▸ **Direction**
Will you output each line of the records below, character for character, with no changes?

Part of a data file:
+++

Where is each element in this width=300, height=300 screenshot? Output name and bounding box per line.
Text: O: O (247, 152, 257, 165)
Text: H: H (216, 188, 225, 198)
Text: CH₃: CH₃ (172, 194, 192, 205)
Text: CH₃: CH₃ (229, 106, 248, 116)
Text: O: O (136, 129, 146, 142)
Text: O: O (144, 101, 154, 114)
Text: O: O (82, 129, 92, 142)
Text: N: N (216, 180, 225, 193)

+++

▸ **Exercise response**
Where is each element in this width=300, height=300 screenshot? Output name and bounding box per line.
Text: O: O (247, 152, 257, 165)
Text: H: H (216, 188, 225, 198)
Text: CH₃: CH₃ (172, 194, 192, 205)
Text: CH₃: CH₃ (229, 106, 248, 116)
Text: O: O (136, 129, 146, 142)
Text: O: O (144, 101, 154, 114)
Text: O: O (82, 129, 92, 142)
Text: N: N (216, 180, 225, 193)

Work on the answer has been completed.